■ Set exercise ■
From the listing below, pick out each line with the word "reads".

■ Provided data ■
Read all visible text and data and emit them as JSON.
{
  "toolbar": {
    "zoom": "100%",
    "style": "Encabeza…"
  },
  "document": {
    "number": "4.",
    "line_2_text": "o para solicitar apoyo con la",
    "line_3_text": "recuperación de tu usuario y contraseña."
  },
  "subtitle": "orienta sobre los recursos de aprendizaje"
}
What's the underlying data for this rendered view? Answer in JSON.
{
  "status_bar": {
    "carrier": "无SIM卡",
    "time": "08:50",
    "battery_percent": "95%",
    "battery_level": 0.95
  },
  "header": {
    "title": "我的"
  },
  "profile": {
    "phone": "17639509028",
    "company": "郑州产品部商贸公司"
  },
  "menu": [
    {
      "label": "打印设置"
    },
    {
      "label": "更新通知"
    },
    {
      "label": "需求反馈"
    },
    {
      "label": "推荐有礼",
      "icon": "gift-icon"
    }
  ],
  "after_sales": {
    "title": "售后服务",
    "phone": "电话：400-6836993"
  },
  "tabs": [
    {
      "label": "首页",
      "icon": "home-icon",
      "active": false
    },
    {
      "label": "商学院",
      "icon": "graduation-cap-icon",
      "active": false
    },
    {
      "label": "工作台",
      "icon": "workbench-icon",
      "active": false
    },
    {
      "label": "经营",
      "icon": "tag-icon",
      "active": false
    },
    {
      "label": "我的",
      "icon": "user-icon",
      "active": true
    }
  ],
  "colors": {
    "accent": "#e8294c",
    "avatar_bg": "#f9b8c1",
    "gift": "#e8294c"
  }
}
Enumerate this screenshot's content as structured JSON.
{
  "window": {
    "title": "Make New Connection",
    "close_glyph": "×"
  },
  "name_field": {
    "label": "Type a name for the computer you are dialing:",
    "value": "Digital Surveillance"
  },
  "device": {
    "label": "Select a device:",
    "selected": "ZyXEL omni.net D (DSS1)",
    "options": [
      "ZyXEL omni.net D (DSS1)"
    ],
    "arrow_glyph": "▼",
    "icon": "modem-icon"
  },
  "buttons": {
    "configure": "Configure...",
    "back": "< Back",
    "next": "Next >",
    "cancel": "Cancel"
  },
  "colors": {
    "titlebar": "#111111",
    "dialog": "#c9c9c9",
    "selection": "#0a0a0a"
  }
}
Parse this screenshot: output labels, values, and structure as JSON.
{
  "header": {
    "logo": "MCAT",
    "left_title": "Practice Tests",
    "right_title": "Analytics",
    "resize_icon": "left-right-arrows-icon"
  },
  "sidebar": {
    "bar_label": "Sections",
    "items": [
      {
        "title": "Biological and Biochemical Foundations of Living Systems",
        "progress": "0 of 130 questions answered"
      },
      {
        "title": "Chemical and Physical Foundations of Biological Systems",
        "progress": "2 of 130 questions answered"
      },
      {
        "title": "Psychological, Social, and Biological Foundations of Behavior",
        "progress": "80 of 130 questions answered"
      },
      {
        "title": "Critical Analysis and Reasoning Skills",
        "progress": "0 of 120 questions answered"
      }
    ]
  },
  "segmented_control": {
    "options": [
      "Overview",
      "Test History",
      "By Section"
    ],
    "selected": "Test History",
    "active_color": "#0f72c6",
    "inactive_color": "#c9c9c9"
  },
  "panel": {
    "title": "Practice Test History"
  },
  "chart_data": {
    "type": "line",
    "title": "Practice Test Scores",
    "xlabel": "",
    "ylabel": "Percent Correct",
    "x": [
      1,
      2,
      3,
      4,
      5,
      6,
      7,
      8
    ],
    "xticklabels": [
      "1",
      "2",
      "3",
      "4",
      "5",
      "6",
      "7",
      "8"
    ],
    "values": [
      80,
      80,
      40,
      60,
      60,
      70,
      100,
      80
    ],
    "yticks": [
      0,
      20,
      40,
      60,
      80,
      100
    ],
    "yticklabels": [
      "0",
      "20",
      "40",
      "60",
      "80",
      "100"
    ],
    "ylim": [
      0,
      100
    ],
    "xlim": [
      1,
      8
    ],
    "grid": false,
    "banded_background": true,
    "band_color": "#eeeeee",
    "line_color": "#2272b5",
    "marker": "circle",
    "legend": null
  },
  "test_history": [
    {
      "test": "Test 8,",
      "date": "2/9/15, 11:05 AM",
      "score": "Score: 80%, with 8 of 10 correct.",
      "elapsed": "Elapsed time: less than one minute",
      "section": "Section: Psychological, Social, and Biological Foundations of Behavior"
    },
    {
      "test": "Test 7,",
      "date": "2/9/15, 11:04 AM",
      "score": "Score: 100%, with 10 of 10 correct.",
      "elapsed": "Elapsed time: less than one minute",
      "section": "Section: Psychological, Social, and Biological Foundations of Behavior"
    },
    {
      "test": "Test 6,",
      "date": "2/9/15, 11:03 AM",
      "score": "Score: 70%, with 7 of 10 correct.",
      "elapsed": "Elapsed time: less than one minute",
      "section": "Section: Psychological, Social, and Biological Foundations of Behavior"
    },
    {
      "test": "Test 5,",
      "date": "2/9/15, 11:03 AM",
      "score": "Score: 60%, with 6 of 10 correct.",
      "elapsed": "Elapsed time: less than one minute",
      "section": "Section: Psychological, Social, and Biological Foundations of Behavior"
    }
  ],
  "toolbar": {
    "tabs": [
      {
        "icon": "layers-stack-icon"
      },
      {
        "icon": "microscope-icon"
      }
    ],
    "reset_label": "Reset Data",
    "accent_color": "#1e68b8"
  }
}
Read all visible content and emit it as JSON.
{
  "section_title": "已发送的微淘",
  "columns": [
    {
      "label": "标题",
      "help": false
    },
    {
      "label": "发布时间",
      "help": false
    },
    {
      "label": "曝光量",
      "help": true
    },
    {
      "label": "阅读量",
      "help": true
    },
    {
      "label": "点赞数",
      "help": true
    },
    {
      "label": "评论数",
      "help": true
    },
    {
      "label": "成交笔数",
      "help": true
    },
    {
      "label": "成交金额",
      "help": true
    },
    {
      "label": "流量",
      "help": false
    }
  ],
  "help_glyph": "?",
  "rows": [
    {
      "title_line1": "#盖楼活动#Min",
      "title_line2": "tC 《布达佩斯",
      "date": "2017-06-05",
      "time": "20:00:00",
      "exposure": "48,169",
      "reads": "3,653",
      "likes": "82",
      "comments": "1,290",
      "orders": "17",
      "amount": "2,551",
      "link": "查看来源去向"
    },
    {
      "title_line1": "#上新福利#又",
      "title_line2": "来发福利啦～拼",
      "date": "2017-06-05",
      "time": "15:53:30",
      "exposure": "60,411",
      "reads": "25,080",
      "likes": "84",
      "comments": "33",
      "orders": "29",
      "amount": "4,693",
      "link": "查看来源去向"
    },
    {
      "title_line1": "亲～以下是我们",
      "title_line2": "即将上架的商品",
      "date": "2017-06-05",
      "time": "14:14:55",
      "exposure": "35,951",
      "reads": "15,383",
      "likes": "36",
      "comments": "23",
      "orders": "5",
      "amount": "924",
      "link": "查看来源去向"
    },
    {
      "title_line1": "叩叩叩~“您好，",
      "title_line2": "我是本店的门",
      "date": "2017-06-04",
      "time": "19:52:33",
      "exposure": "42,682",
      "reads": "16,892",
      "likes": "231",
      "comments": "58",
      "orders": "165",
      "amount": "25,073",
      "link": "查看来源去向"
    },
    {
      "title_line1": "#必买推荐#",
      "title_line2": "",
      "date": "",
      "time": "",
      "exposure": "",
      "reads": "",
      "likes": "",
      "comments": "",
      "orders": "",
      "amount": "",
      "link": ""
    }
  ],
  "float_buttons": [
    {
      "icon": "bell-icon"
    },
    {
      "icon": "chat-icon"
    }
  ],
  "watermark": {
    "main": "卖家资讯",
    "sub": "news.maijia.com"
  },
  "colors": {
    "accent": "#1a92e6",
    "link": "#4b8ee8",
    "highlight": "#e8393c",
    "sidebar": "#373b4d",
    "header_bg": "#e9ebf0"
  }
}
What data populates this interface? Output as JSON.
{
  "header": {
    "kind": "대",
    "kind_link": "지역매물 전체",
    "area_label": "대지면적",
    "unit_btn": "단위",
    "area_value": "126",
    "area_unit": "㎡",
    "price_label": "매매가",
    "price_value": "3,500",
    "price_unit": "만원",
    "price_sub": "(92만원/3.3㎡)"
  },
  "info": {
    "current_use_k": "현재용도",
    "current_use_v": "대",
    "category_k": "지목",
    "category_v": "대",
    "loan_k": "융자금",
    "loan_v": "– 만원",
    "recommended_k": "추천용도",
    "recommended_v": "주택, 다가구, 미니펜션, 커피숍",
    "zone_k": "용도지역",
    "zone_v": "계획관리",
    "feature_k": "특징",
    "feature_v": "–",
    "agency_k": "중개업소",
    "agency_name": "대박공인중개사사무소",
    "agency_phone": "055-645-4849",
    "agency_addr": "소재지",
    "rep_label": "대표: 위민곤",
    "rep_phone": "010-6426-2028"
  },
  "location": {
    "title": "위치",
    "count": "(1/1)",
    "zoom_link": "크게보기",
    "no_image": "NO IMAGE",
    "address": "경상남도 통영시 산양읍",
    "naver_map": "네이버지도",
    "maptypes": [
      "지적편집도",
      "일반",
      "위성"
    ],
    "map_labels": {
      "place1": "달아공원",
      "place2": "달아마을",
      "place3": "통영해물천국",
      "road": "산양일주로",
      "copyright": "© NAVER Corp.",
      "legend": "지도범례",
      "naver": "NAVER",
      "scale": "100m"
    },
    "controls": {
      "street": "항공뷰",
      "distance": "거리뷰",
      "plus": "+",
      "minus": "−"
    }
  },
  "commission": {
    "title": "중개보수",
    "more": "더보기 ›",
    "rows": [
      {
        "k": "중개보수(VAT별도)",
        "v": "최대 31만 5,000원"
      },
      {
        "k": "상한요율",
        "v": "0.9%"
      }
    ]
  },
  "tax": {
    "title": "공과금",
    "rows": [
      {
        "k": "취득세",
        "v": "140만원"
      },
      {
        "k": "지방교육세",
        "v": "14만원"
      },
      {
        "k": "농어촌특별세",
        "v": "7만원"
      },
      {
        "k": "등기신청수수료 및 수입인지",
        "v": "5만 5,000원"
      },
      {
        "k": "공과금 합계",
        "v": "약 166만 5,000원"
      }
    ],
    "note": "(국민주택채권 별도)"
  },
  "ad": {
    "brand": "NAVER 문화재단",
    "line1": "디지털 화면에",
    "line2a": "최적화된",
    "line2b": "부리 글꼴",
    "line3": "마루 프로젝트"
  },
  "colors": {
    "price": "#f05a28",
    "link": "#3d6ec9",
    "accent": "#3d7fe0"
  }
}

■ Answer to the problem ■
      "reads": "3,653",
      "reads": "25,080",
      "reads": "15,383",
      "reads": "16,892",
      "reads": "",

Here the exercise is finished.